[AIM OF THE EXERCISE]
Extract each line where the string "birthday" shows up.

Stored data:
----
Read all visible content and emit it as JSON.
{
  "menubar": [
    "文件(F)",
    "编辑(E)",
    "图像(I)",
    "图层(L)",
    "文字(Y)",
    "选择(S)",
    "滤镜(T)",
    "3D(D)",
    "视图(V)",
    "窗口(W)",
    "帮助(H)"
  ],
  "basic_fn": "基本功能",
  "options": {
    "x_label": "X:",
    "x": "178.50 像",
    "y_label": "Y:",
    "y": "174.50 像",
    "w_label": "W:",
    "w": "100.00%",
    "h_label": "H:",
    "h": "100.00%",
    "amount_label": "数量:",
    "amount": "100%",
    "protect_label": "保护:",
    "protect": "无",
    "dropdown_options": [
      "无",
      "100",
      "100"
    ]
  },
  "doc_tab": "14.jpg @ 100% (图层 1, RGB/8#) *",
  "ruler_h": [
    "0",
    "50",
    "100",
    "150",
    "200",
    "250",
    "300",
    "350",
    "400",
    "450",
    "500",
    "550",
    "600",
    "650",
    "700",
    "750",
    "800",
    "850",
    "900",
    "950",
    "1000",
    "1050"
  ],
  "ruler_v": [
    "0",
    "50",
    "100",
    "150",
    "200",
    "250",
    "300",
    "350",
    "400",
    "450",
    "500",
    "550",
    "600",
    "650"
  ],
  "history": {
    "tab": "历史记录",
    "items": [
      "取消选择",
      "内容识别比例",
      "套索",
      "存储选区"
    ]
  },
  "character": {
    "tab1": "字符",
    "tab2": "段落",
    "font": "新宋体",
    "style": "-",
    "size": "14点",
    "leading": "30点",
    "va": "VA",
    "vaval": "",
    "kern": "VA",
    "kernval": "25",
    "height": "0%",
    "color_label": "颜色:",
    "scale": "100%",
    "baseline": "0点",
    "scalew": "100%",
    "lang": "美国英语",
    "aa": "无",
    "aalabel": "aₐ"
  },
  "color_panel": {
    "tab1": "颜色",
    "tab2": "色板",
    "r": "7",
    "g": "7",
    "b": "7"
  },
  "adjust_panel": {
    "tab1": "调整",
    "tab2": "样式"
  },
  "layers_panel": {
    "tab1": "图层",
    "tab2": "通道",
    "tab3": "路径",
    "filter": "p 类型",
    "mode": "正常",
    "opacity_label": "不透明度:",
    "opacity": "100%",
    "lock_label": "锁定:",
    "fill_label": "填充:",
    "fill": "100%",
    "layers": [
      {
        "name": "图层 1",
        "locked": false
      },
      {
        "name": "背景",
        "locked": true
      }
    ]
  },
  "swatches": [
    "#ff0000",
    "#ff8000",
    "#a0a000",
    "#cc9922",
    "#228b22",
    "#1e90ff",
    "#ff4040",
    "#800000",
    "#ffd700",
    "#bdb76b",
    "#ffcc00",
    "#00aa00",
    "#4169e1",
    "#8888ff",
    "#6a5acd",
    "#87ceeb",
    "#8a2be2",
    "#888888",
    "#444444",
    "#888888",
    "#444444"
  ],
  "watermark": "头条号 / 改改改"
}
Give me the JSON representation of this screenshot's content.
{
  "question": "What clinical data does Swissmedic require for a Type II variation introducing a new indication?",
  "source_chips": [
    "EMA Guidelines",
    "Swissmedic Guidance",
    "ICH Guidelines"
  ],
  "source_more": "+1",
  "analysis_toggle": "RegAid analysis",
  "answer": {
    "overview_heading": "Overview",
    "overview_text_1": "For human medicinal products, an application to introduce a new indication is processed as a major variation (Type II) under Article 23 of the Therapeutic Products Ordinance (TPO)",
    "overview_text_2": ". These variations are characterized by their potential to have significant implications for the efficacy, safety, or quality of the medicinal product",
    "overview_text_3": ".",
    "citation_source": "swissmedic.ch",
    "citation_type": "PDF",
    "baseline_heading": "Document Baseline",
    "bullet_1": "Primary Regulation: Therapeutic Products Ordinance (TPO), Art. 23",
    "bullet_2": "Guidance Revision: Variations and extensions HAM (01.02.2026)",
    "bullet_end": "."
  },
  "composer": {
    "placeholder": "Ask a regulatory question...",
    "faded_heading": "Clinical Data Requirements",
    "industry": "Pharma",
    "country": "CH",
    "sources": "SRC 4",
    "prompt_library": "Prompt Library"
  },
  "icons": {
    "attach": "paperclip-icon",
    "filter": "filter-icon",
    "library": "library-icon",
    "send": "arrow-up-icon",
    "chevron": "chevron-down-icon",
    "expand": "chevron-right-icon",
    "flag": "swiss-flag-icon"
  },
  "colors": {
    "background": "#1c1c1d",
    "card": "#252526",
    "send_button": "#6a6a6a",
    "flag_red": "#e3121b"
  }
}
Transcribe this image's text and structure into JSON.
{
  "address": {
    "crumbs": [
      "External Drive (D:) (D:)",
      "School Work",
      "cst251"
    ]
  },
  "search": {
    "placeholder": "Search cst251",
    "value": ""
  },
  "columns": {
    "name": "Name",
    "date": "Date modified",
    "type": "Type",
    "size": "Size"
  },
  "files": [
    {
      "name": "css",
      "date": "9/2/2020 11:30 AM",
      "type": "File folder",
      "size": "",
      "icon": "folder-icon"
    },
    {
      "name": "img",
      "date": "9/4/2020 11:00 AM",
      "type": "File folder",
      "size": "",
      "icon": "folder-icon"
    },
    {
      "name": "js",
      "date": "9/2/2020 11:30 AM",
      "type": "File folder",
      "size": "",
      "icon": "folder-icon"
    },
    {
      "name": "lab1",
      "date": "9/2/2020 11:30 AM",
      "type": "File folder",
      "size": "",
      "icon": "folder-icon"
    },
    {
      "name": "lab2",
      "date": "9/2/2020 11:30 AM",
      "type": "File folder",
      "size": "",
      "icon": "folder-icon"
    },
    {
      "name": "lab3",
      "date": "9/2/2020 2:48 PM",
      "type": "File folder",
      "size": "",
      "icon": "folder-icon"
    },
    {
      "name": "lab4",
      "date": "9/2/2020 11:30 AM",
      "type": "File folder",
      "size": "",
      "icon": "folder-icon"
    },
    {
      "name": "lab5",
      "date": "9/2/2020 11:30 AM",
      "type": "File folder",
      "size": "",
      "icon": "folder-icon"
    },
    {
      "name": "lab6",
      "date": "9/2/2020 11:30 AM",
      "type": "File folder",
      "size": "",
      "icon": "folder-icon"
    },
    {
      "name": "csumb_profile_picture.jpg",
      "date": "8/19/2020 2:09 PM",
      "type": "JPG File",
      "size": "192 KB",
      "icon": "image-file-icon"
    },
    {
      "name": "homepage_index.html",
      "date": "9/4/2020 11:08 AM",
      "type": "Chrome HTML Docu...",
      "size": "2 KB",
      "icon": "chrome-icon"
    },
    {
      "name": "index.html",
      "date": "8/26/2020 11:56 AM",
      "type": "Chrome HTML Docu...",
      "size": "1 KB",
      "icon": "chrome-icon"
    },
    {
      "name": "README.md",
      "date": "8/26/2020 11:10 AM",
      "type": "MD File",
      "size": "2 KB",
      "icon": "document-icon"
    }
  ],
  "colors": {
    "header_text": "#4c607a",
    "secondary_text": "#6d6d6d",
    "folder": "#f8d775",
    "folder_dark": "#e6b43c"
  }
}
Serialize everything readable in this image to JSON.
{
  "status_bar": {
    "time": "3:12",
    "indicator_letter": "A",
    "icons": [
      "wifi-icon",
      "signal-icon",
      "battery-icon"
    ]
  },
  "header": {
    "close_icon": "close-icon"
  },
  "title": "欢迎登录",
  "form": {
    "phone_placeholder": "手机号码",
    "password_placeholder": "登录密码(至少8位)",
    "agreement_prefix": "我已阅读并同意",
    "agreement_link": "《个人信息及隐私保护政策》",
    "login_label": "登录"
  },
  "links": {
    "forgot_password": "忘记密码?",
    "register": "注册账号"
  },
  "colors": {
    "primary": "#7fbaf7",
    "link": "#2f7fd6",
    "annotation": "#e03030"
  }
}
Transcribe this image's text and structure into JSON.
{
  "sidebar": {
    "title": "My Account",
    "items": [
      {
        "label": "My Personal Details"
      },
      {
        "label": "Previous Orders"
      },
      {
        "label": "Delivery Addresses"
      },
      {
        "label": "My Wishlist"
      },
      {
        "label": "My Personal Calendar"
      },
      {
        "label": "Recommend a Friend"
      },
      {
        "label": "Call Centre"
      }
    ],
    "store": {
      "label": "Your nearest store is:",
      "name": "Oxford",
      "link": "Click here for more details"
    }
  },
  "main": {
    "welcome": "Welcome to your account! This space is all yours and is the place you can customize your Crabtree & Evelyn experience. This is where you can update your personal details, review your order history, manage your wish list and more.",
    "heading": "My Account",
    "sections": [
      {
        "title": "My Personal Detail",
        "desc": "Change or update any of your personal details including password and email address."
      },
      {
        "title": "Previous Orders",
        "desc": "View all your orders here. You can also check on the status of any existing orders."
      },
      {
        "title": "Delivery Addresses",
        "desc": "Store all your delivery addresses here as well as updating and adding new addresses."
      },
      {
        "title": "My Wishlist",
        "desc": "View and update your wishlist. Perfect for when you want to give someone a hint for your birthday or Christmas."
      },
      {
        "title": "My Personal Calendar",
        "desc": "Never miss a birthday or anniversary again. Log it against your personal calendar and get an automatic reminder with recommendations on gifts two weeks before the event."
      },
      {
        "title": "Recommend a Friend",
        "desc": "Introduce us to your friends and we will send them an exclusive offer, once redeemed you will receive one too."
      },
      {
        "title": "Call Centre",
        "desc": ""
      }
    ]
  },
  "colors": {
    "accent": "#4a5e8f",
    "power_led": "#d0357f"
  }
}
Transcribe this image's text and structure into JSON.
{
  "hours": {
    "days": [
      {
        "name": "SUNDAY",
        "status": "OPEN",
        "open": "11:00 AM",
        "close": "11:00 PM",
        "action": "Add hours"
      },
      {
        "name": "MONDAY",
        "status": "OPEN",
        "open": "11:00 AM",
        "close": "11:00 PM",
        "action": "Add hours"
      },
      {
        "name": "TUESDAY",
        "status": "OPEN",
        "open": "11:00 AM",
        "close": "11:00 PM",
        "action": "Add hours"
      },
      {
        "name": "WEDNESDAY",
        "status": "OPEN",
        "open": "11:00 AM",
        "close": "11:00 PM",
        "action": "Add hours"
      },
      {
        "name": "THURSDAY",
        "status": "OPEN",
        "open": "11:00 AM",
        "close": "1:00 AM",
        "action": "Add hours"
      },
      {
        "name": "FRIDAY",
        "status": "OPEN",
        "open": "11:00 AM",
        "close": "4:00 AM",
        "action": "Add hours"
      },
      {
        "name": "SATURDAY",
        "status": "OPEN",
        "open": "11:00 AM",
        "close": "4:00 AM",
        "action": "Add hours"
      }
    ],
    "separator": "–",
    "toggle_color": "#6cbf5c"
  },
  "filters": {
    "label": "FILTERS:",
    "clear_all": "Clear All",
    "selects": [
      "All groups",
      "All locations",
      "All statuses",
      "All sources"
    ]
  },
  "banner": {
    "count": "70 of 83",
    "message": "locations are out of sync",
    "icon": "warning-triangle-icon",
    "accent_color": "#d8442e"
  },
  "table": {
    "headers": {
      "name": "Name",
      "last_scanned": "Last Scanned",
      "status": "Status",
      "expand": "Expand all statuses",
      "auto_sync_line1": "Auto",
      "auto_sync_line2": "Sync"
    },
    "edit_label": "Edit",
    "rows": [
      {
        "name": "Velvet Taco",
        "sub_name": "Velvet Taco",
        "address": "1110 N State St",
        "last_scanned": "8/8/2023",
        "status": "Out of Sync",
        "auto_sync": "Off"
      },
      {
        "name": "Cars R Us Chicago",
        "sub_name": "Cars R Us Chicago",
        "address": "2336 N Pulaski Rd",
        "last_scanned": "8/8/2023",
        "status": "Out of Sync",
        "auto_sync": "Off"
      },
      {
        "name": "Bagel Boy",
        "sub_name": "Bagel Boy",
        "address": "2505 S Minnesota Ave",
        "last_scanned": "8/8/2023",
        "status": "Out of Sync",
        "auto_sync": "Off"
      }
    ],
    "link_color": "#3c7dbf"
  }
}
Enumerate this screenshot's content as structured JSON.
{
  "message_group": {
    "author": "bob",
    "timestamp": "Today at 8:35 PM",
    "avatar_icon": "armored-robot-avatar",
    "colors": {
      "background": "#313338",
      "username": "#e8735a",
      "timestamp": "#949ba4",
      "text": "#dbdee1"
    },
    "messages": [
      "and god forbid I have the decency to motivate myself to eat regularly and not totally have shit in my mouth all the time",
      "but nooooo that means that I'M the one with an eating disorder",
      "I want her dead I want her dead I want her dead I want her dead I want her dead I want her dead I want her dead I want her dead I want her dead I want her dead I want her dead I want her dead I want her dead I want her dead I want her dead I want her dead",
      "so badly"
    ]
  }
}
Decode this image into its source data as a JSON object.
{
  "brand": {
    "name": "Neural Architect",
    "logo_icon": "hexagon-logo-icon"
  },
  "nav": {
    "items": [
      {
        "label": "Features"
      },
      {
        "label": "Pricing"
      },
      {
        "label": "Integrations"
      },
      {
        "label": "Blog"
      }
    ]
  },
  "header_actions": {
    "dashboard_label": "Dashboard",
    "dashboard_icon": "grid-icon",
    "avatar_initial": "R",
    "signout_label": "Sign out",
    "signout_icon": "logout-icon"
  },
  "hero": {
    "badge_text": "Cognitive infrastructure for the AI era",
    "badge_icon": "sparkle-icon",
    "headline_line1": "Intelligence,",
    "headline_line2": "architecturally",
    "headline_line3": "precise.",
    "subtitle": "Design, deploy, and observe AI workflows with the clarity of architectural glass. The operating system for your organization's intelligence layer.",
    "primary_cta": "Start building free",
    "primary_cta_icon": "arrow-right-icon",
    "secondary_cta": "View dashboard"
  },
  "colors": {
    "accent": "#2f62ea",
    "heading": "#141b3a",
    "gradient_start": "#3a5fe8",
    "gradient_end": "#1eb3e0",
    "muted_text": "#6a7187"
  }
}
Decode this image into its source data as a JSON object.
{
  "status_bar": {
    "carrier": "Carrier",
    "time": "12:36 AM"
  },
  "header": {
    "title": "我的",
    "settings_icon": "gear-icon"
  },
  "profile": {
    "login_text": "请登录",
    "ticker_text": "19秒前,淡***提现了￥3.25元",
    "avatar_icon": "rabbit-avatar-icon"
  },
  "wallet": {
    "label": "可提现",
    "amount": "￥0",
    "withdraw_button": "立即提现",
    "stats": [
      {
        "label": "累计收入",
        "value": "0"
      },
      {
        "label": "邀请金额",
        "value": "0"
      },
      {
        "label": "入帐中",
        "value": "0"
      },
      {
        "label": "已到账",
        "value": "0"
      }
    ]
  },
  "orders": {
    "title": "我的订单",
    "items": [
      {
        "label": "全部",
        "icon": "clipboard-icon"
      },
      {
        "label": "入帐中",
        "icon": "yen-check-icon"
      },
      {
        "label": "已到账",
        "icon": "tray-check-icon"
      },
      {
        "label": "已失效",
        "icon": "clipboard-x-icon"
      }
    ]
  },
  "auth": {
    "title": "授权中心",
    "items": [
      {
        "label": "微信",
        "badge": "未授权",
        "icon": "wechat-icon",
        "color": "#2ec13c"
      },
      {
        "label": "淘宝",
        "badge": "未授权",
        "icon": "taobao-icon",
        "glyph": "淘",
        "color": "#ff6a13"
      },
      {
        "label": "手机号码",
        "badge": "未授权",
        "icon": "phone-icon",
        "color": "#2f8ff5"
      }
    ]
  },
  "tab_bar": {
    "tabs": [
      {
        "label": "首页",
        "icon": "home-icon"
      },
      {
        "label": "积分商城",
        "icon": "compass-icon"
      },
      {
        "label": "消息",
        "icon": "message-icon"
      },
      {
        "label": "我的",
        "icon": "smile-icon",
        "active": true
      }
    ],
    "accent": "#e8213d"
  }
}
----
[REPLY]
        "desc": "View and update your wishlist. Perfect for when you want to give someone a hint for your birthday or Christmas."
        "desc": "Never miss a birthday or anniversary again. Log it against your personal calendar and get an automatic reminder with recommendations on gifts two weeks before the event."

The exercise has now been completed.